# START OF Exercise inputs

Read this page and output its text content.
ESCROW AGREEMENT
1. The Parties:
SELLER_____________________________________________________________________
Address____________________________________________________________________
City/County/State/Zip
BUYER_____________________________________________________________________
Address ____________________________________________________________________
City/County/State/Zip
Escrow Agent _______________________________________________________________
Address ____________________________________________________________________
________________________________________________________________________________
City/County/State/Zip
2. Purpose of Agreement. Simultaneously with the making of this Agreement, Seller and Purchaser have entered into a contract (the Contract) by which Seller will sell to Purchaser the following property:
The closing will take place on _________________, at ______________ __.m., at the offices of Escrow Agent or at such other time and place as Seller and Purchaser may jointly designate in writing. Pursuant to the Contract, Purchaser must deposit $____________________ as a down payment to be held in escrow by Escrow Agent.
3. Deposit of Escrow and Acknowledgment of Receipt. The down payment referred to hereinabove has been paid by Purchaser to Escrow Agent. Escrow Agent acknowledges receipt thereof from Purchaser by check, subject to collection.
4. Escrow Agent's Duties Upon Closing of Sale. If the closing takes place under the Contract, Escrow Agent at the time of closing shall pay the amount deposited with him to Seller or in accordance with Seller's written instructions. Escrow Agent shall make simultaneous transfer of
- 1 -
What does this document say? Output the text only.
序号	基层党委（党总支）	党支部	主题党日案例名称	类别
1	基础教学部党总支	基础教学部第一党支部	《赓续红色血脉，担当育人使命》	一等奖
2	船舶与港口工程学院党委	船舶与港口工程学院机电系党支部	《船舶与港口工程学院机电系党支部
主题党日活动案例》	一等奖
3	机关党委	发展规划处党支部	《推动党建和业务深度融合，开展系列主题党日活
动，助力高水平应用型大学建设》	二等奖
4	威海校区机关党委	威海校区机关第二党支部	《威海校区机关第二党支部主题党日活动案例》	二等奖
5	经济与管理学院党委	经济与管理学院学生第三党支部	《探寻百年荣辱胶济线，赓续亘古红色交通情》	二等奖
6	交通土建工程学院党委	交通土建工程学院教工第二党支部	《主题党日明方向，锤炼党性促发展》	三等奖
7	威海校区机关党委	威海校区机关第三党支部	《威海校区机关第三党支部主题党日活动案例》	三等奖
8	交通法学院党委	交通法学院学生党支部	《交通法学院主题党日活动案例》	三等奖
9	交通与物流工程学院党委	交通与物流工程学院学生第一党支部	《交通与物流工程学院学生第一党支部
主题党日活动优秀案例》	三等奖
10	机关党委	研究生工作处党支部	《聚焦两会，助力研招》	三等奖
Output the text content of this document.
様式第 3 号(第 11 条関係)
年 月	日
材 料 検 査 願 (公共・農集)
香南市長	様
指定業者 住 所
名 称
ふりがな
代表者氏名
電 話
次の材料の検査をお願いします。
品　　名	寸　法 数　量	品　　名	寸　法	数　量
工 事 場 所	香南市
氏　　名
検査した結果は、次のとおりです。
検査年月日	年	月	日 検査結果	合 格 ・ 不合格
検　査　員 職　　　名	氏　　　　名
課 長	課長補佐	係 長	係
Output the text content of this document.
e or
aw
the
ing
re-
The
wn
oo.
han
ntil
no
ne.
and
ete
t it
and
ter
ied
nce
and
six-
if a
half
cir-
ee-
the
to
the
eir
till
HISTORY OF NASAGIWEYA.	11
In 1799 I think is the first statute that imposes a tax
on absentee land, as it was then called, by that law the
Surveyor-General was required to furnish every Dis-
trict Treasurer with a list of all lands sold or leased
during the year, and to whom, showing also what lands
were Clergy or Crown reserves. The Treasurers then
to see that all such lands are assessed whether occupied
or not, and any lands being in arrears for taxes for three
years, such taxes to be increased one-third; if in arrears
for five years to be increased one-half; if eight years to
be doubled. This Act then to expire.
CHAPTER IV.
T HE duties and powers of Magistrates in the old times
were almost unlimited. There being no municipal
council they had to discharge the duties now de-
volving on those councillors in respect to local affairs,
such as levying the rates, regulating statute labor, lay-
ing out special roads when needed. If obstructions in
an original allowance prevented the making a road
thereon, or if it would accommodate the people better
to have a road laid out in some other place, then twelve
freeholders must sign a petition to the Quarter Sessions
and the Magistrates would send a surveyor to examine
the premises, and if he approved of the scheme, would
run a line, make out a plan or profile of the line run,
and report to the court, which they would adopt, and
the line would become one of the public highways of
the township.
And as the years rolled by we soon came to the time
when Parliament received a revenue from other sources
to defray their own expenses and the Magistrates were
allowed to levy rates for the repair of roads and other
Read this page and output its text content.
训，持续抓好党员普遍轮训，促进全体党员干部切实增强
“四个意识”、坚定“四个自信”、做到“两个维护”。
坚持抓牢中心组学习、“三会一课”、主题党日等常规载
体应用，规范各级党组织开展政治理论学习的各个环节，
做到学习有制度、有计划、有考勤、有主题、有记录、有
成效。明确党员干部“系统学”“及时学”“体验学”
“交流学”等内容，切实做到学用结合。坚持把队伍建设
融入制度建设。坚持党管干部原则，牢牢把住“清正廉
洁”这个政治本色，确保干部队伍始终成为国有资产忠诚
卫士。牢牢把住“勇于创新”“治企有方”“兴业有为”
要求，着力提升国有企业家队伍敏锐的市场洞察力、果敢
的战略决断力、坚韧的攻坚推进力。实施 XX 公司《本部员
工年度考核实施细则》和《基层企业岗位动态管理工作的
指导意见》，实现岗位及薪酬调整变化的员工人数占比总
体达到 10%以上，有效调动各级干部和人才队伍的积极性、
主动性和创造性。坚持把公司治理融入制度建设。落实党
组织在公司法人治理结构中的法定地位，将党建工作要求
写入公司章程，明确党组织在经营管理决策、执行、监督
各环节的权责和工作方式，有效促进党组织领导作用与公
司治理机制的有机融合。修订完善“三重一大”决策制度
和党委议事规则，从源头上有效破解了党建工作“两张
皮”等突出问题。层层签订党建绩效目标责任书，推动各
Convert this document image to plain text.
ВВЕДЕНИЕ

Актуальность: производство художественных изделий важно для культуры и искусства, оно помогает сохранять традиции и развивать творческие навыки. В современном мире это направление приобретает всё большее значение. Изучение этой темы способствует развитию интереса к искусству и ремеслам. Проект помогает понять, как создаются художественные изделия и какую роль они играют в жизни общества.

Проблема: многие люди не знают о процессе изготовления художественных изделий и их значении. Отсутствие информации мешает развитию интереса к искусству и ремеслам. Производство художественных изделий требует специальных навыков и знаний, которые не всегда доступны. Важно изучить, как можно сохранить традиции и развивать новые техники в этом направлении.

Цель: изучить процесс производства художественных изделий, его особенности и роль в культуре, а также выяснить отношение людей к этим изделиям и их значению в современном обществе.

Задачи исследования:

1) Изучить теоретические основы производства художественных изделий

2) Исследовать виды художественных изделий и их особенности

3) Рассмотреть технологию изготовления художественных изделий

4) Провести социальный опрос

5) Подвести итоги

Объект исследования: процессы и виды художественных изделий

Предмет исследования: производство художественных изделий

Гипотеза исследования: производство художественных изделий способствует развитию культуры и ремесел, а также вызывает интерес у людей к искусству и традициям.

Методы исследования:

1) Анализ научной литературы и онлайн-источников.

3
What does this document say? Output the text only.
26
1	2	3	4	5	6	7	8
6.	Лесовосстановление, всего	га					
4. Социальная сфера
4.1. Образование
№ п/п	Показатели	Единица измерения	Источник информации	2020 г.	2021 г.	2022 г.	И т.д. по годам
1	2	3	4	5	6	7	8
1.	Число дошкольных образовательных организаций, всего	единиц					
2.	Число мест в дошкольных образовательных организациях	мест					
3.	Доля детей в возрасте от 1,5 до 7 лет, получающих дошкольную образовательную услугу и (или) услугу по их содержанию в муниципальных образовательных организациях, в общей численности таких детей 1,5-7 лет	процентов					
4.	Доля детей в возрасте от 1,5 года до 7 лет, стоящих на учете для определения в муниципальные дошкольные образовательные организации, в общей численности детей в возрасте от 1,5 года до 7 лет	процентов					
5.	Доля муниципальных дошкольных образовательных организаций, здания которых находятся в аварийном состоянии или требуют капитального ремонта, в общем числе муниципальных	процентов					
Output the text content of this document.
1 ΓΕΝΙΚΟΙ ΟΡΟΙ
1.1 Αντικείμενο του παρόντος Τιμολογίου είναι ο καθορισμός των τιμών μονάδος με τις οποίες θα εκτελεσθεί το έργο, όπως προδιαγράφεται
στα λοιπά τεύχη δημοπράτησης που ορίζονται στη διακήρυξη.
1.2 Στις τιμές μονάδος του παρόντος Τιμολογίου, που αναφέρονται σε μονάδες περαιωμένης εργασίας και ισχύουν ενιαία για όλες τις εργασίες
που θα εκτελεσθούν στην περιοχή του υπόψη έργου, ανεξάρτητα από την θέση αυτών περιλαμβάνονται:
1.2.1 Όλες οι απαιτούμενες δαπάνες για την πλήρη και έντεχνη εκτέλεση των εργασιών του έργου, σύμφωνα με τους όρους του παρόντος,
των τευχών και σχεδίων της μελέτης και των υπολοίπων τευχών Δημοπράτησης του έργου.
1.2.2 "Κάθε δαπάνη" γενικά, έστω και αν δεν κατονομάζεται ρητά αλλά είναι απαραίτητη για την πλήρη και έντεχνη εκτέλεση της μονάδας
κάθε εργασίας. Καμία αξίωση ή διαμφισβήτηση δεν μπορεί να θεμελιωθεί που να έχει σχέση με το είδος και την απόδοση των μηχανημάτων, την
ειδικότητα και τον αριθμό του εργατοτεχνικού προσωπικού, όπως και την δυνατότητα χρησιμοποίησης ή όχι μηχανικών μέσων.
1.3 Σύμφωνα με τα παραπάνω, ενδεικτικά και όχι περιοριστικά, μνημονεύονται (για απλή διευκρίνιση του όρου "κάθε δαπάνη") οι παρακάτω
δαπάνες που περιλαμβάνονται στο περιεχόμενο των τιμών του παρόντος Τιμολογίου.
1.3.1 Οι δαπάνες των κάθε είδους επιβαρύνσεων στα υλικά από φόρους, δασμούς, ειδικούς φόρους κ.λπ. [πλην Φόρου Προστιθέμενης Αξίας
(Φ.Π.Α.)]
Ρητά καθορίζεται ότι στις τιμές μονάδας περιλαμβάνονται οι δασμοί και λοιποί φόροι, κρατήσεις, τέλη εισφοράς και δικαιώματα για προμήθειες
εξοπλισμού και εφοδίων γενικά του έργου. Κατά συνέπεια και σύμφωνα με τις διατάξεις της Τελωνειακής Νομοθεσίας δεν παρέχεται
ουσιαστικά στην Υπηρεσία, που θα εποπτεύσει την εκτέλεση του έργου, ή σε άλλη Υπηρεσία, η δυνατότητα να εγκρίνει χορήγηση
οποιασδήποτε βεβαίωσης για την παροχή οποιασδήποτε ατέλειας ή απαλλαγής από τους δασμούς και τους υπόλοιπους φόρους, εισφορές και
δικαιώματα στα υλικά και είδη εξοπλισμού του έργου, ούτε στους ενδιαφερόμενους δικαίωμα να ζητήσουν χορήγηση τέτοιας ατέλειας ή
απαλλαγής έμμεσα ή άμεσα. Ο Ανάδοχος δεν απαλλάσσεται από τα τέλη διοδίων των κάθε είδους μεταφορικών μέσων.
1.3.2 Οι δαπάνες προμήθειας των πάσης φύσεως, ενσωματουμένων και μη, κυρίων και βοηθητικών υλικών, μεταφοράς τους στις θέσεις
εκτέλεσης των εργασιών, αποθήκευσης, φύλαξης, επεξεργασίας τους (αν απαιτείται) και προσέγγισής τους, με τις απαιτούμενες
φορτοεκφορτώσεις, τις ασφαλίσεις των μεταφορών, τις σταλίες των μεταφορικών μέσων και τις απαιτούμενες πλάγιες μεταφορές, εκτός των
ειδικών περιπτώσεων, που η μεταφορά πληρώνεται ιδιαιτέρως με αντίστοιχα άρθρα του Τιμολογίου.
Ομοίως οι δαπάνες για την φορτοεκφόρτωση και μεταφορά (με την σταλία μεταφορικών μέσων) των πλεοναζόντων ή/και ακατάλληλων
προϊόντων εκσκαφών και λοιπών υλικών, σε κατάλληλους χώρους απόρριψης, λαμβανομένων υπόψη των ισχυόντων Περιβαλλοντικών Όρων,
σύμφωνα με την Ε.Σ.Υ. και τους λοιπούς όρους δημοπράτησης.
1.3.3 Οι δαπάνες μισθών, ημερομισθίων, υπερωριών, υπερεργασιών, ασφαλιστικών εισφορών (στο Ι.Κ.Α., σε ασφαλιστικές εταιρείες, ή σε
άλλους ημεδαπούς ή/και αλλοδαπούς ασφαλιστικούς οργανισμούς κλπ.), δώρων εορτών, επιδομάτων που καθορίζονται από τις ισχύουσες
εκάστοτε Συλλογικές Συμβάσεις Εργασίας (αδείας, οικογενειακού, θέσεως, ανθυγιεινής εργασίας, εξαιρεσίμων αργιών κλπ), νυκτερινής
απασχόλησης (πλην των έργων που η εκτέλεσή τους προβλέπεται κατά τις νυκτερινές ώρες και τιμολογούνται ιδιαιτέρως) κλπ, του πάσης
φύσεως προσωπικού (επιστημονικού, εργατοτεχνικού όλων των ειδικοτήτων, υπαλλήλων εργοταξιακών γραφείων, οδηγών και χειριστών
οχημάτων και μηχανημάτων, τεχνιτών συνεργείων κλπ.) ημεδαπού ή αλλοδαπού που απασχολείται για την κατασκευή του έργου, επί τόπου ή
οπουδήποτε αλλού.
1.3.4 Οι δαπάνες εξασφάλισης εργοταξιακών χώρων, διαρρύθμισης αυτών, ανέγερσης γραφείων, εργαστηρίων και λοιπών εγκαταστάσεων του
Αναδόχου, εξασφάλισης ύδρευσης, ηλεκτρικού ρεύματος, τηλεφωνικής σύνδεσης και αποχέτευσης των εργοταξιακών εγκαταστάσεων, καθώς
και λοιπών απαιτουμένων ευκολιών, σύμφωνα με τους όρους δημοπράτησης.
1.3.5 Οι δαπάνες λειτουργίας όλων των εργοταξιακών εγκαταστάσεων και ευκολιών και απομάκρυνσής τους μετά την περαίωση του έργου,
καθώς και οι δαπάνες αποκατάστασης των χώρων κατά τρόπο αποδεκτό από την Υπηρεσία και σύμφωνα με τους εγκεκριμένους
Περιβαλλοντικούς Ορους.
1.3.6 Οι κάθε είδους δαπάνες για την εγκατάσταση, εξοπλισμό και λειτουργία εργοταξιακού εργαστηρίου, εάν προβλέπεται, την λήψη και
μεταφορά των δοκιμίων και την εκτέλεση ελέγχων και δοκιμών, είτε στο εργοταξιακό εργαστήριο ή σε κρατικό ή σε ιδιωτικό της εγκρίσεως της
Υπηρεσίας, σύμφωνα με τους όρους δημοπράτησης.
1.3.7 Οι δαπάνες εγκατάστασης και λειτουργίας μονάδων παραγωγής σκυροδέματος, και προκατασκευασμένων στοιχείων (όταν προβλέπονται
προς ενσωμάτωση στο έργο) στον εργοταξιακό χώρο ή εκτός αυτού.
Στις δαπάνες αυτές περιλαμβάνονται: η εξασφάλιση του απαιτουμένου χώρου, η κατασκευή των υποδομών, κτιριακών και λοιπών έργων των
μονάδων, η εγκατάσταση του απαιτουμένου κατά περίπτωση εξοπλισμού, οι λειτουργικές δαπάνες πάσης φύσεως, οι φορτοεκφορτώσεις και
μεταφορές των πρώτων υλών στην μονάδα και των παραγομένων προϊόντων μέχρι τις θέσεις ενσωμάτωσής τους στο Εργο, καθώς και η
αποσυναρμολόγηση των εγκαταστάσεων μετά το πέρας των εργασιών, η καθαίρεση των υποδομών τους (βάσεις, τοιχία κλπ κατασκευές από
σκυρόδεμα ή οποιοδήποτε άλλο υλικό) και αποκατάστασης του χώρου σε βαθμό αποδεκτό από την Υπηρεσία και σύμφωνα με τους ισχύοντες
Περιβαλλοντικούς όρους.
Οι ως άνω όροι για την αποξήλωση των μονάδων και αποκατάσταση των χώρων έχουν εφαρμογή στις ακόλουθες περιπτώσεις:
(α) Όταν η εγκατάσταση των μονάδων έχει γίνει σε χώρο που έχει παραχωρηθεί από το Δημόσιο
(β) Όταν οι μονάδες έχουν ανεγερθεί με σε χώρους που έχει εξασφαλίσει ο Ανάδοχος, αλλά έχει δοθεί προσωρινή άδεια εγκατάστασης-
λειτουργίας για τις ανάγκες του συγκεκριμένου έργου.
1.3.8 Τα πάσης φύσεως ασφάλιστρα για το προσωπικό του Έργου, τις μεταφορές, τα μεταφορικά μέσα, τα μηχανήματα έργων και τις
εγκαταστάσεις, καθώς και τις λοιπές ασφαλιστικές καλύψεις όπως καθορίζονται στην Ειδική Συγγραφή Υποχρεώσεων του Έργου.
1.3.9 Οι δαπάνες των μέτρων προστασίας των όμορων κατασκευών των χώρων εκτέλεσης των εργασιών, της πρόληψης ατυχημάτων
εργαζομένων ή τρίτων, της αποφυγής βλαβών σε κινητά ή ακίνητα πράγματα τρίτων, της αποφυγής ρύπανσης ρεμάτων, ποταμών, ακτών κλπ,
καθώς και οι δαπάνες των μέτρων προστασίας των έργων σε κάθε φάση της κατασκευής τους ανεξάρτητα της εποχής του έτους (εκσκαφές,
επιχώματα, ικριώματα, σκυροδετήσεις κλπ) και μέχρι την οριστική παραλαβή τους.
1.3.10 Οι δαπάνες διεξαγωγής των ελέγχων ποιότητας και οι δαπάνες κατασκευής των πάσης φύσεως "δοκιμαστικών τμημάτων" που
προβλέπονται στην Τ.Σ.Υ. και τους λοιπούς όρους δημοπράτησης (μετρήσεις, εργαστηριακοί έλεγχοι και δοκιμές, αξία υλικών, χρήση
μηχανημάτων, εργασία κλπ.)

# END OF Exercise inputs

▶ [Exercise description]: Using the entries above, find all lines with "make". Copy them.

▶ [Solution to this exercise]:
4. Escrow Agent's Duties Upon Closing of Sale. If the closing takes place under the Contract, Escrow Agent at the time of closing shall pay the amount deposited with him to Seller or in accordance with Seller's written instructions. Escrow Agent shall make simultaneous transfer of
run a line, make out a plan or profile of the line run,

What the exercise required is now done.